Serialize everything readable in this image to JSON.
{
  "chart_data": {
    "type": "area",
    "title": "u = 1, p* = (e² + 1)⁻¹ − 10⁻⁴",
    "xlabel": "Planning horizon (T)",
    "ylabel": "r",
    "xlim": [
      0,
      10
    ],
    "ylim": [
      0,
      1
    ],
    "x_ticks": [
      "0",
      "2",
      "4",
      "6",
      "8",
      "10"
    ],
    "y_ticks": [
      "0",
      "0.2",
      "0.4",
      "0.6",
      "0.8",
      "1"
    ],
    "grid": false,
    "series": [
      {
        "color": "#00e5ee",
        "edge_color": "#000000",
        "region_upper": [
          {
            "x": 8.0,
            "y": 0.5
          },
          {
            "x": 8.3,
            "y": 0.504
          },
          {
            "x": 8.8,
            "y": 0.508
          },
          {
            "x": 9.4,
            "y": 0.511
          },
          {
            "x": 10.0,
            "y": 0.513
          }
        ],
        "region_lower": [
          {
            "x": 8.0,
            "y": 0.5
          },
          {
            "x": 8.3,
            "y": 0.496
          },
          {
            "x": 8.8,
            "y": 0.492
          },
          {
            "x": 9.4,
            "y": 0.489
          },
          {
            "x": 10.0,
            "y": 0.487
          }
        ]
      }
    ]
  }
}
====
→ What the exercise asks
Go through the records above and retype each one exactly.

→ Full output
Serialize everything readable in this image to JSON.
{
  "chart_data": {
    "type": "area",
    "title": "u = 1, p* = (e² + 1)⁻¹ − 10⁻⁴",
    "xlabel": "Planning horizon (T)",
    "ylabel": "r",
    "xlim": [
      0,
      10
    ],
    "ylim": [
      0,
      1
    ],
    "x_ticks": [
      "0",
      "2",
      "4",
      "6",
      "8",
      "10"
    ],
    "y_ticks": [
      "0",
      "0.2",
      "0.4",
      "0.6",
      "0.8",
      "1"
    ],
    "grid": false,
    "series": [
      {
        "color": "#00e5ee",
        "edge_color": "#000000",
        "region_upper": [
          {
            "x": 8.0,
            "y": 0.5
          },
          {
            "x": 8.3,
            "y": 0.504
          },
          {
            "x": 8.8,
            "y": 0.508
          },
          {
            "x": 9.4,
            "y": 0.511
          },
          {
            "x": 10.0,
            "y": 0.513
          }
        ],
        "region_lower": [
          {
            "x": 8.0,
            "y": 0.5
          },
          {
            "x": 8.3,
            "y": 0.496
          },
          {
            "x": 8.8,
            "y": 0.492
          },
          {
            "x": 9.4,
            "y": 0.489
          },
          {
            "x": 10.0,
            "y": 0.487
          }
        ]
      }
    ]
  }
}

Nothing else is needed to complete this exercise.